▸ Problem to solve
Read the records and gather each line that includes "Guest".

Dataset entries
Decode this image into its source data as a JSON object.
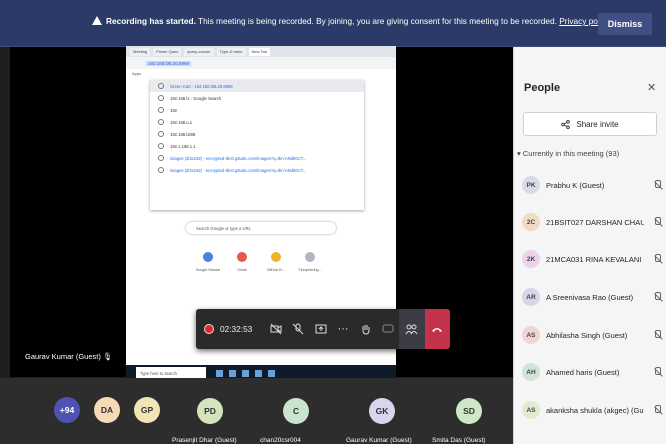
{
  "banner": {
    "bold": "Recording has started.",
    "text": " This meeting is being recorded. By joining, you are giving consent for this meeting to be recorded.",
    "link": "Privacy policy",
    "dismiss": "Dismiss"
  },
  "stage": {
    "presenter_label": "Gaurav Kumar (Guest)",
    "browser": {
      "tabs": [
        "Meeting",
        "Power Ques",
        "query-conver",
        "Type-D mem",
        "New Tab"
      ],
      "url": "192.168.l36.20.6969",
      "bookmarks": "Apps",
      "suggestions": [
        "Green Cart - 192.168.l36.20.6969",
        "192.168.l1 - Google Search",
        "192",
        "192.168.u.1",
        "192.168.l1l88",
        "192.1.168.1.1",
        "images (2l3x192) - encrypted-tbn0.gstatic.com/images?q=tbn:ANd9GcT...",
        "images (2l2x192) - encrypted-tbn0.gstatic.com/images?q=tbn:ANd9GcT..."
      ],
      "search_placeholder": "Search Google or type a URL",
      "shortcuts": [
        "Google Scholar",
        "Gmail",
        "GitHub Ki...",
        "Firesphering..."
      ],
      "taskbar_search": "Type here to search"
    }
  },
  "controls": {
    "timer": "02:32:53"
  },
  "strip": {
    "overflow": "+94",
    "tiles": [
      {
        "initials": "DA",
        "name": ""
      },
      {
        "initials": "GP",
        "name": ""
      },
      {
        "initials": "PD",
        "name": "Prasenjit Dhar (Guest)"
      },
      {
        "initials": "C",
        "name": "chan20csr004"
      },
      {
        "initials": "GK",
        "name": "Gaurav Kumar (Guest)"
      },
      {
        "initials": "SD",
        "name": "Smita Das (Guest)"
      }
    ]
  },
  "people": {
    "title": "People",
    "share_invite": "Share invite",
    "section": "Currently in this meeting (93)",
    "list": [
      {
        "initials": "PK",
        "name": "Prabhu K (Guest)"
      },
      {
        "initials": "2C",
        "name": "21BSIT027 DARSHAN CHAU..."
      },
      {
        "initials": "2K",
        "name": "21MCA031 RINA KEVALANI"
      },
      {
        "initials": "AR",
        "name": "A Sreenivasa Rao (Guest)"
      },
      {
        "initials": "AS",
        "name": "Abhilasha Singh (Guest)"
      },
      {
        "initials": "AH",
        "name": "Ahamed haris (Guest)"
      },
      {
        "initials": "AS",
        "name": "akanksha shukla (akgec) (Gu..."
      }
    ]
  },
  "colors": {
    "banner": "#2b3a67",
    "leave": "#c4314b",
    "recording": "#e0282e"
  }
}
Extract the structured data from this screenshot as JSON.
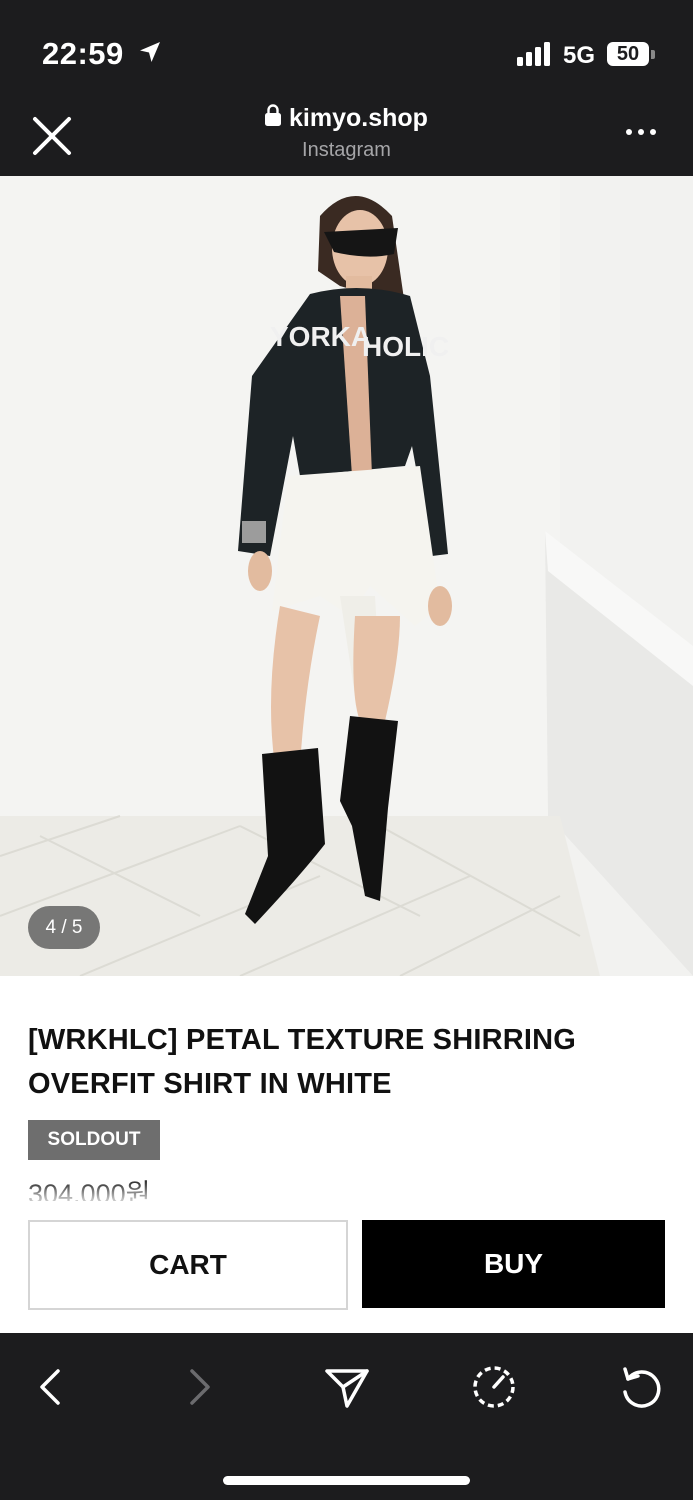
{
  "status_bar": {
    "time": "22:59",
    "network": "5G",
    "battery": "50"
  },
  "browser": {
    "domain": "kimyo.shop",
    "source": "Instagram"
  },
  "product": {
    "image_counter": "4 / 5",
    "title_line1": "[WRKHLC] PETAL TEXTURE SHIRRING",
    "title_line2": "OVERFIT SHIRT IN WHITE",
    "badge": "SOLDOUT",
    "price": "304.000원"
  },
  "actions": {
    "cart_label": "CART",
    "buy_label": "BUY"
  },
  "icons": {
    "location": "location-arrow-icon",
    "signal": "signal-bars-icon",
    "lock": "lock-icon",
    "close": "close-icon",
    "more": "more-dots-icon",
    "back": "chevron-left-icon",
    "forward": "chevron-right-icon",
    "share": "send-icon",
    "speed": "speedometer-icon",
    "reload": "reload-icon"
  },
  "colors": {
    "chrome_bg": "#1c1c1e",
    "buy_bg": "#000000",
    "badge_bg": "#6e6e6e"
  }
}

▸ Problem solution
    "presenter_label": "Gaurav Kumar (Guest)",
        "name": "Prasenjit Dhar (Guest)"
        "name": "Gaurav Kumar (Guest)"
        "name": "Smita Das (Guest)"
        "name": "Prabhu K (Guest)"
        "name": "A Sreenivasa Rao (Guest)"
        "name": "Abhilasha Singh (Guest)"
        "name": "Ahamed haris (Guest)"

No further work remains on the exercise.